───── SOURCE EXTRACT ─────

Child of God is a 2013 American crime drama film co-written and directed by James Franco, and starring Scott Haze, based on the novel of the same name by Cormac McCarthy. It was selected to be screened in the official competition at the 70th Venice International Film Festival and was an official selection of the 2013 Toronto International Film Festival. The film made its United States premiere at the 51st New York Film Festival and then was screened at the 2013 Austin Film Festival.

Plot
Set in mountainous Sevier County, Tennessee, in the 1950s, Child of God tells the story of Lester Ballard.  Ballard is a dispossessed, violent man whom the narrator describes as "a child of God much like yourself perhaps."  Ballard's life is a disastrous attempt to exist outside the social order.  Successively deprived of parents and homes, and with few other ties, Ballard descends literally and figuratively to the level of a cave dweller, as he falls deeper into madness, crime and degradation.

Cast
 Scott Haze as Lester Ballard
 Tim Blake Nelson as Sheriff Fate
 James Franco as Jerry
 Jim Parrack as Deputy Cotton
 Fallon Goodson as Girly
 Vince Jolivette as Ernest
 Brian Lally as John Greer
 Boyd Smith as Mr. Fox

Production
On September 14, James Franco announced at the 2011 Toronto International Film Festival that he was set to direct an adaptation of Cormac McCarthy's third novel Child of God.

─────

> _PROBLEMS AND TASKS_
a) Reproduce the film article word for word, everything from "Child of God is" down to "Austin Film Festival.".
b) Decide whether each statement agrees with the film article, answering yes or no and quoting the words that settle it: (i) The story is set in Sevier County, Tennessee, in the 1950s. (ii) Tim Blake Nelson plays Deputy Cotton. (iii) Child of God was Cormac McCarthy's third novel.
Rely on the film article alone.

───── SUPPLIED DATA ─────

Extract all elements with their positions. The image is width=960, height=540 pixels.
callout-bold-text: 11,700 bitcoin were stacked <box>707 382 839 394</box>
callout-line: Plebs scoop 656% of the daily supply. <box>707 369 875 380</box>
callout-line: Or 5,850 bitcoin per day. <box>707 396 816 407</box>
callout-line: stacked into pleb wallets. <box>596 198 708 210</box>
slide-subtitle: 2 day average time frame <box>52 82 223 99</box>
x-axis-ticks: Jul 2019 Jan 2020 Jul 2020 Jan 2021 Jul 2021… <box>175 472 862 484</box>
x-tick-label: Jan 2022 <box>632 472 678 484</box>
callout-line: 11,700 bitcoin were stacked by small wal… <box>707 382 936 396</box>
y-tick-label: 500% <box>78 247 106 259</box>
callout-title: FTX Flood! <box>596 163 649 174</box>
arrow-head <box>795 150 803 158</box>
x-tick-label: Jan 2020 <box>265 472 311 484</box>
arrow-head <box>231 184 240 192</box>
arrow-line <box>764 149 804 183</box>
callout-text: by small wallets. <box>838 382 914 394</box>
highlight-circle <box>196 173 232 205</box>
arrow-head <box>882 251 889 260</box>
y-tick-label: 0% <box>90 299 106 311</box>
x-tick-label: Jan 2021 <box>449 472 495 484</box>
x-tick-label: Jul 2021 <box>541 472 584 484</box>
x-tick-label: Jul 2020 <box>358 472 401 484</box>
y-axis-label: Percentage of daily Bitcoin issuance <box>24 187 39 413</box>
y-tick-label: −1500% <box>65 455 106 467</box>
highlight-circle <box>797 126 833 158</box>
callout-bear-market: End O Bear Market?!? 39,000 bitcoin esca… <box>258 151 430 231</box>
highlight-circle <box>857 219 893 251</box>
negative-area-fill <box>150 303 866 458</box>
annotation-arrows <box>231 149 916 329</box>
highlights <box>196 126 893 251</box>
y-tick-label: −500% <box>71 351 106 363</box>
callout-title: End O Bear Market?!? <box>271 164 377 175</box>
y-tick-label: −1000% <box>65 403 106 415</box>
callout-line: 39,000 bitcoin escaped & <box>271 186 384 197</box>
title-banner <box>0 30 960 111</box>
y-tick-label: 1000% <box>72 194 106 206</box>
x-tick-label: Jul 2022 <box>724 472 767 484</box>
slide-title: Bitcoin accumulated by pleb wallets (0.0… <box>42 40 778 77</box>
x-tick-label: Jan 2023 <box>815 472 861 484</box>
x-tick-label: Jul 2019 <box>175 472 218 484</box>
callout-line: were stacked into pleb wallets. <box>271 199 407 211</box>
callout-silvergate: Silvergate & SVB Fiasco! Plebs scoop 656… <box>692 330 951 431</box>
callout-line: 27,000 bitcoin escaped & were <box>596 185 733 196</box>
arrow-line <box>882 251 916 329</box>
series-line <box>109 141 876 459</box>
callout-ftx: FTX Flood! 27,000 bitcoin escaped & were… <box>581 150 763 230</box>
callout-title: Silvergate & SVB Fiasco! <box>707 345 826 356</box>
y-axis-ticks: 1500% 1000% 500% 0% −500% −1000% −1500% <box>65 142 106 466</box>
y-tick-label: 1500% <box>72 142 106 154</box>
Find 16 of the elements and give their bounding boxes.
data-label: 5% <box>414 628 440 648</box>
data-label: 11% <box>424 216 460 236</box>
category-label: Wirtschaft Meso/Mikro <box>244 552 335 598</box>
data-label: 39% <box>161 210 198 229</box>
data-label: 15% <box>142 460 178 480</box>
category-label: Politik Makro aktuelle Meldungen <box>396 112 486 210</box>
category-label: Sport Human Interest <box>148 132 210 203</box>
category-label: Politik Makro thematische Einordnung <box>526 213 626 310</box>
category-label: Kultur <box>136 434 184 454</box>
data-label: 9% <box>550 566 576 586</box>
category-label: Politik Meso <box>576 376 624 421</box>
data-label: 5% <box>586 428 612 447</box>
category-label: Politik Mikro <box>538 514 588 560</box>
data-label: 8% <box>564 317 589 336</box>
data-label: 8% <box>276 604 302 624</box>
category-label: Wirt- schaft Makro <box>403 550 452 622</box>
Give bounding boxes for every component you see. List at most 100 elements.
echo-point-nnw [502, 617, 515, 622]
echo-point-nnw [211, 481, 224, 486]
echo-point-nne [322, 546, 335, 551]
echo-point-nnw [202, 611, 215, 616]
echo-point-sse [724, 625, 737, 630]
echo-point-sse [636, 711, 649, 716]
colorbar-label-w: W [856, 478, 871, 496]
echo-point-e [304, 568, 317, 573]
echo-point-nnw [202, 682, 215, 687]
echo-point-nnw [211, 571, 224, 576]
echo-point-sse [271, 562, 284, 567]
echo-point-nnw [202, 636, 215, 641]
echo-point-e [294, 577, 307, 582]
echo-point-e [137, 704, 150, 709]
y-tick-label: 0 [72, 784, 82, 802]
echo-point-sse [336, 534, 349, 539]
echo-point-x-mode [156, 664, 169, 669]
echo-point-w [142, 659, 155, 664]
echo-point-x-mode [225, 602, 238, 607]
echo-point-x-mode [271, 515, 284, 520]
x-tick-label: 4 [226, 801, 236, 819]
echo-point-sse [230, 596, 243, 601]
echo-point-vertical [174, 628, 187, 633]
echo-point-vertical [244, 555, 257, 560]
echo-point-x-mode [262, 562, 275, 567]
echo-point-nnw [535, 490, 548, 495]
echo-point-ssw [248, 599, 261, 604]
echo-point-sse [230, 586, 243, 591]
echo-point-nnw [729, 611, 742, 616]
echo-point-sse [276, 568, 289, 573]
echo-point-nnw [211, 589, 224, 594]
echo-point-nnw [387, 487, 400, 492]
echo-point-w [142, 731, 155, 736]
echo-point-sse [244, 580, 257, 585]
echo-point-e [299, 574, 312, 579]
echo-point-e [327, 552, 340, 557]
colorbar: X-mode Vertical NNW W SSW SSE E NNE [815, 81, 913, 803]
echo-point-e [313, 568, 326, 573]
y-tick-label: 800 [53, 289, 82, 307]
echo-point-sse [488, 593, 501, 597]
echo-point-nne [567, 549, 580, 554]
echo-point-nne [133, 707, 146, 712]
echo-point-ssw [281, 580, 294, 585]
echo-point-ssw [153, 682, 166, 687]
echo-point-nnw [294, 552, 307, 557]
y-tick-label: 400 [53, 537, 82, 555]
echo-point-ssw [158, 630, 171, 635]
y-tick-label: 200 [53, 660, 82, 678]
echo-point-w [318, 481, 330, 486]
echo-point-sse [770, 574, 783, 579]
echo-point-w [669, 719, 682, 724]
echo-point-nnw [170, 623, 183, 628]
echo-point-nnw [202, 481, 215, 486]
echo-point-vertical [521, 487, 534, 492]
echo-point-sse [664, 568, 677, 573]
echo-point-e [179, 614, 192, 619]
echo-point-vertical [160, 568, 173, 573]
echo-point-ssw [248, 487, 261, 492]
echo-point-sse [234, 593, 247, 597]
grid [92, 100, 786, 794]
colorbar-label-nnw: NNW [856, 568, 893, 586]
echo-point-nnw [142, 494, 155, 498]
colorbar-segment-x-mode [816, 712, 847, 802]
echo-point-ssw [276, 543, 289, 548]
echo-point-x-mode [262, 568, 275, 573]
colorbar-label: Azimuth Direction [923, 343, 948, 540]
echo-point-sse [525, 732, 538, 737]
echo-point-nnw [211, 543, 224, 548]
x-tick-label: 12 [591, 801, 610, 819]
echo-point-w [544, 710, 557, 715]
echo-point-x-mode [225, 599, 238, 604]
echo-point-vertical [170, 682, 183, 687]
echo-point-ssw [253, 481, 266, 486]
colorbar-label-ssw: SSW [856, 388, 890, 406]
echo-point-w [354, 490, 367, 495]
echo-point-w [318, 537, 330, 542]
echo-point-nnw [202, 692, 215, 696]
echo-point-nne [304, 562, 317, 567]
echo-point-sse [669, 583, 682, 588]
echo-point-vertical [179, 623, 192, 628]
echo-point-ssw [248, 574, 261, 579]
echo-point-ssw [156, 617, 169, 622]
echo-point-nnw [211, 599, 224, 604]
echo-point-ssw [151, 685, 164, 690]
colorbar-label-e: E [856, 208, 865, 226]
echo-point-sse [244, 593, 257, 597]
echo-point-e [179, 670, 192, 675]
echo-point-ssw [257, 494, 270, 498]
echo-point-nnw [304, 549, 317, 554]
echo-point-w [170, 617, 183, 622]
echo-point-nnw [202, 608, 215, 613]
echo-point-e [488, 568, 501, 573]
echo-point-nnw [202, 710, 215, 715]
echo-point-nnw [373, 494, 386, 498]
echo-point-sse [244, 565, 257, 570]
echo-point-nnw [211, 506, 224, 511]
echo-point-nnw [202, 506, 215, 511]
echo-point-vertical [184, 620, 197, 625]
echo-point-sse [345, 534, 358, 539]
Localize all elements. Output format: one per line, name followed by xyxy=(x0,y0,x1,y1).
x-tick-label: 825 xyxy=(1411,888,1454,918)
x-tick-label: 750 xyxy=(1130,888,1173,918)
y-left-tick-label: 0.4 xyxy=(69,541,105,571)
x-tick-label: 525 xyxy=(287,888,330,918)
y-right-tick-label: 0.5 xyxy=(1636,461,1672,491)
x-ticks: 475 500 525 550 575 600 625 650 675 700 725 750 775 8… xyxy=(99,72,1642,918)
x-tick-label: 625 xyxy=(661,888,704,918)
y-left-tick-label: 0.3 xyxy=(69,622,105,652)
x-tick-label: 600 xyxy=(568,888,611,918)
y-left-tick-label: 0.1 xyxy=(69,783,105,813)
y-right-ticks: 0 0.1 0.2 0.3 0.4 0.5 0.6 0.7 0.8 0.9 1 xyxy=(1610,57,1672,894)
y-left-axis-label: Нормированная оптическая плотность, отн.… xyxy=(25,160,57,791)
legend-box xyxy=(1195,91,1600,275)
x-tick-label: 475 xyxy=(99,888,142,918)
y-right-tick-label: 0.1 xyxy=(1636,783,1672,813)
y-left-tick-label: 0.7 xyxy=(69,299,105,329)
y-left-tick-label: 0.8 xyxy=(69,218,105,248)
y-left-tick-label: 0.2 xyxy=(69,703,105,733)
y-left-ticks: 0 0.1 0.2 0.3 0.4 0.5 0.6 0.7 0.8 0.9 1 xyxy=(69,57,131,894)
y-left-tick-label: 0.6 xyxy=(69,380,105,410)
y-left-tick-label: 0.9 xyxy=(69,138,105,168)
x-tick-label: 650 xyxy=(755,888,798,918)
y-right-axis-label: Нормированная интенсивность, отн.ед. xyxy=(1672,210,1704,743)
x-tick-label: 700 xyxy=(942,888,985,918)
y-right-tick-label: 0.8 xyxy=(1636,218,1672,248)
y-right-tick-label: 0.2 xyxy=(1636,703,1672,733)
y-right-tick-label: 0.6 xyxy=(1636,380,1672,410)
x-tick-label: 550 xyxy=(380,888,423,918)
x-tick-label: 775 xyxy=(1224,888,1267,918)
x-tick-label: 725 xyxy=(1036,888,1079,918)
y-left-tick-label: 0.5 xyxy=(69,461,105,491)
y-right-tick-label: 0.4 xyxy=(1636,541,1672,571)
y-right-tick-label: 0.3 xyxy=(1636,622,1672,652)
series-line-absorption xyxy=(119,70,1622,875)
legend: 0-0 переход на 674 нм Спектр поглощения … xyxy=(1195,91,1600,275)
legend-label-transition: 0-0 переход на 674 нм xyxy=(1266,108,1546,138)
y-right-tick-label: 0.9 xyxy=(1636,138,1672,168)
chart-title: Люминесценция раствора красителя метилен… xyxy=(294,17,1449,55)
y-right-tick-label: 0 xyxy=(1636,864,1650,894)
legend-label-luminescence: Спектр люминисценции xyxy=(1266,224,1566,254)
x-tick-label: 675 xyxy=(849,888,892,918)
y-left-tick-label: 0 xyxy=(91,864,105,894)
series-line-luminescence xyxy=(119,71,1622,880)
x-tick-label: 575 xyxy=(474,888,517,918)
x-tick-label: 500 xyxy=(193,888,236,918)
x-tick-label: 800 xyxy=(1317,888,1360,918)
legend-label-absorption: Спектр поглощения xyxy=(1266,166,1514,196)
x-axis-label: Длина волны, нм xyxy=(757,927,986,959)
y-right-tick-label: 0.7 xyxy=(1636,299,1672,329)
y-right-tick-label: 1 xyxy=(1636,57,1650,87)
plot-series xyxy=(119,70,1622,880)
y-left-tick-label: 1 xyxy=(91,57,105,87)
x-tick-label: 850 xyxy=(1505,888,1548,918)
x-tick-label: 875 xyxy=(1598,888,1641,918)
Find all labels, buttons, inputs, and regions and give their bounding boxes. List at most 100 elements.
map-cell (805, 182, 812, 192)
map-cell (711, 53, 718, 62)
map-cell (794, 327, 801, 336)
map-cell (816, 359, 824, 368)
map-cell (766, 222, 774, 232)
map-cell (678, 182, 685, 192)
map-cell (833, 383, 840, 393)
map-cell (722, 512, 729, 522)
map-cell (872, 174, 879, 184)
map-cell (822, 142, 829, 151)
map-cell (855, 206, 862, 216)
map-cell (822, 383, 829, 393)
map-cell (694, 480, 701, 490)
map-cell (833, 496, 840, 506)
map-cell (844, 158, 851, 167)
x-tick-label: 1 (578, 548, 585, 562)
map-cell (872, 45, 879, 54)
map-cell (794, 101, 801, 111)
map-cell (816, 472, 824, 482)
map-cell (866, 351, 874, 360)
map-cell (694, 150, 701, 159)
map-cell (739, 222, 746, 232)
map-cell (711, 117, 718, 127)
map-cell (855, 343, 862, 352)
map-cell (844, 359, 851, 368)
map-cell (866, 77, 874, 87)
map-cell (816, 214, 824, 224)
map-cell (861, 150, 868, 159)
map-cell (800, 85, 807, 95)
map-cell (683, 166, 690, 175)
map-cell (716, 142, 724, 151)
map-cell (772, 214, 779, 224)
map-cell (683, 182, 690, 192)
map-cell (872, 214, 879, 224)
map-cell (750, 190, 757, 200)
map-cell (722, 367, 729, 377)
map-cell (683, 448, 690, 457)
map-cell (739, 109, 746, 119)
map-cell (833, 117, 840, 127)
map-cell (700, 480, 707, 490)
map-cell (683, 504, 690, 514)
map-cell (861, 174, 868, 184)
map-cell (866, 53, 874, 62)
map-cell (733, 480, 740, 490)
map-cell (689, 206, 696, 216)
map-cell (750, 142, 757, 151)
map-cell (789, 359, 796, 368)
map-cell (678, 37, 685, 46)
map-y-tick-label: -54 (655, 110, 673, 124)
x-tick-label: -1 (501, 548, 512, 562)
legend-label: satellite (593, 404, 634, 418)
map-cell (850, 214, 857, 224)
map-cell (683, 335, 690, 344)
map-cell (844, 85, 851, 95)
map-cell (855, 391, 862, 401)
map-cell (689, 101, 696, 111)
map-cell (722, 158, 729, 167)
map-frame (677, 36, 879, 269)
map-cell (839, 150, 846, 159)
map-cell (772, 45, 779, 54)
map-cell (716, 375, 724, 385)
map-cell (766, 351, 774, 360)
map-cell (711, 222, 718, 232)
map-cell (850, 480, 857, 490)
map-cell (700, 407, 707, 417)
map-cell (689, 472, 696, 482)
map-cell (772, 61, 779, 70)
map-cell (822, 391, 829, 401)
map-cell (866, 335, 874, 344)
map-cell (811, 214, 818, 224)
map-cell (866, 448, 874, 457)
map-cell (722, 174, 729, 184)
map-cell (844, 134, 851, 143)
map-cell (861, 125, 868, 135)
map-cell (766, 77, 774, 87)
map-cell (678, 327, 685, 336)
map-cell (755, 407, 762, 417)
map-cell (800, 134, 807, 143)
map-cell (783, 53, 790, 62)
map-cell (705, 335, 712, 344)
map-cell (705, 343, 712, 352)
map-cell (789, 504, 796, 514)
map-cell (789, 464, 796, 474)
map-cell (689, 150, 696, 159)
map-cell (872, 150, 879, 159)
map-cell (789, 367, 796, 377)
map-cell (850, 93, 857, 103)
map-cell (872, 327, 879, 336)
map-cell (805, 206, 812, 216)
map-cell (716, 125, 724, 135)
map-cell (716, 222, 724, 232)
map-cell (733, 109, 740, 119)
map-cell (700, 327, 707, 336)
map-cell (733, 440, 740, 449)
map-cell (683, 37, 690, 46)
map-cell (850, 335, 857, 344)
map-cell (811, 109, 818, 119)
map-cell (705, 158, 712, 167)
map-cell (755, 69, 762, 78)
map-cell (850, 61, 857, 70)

─────

> _SOLUTION LIST_
a)
Child of God is a 2013 American crime drama film co-written and directed by James Franco, and starring Scott Haze, based on the novel of the same name by Cormac McCarthy. It was selected to be screened in the official competition at the 70th Venice International Film Festival and was an official selection of the 2013 Toronto International Film Festival. The film made its United States premiere at the 51st New York Film Festival and then was screened at the 2013 Austin Film Festival.

b)
(i) Yes: "Set in mountainous Sevier County, Tennessee, in the 1950s"
(ii) No: "Tim Blake Nelson as Sheriff Fate"
(iii) Yes: "Cormac McCarthy's third novel Child of God"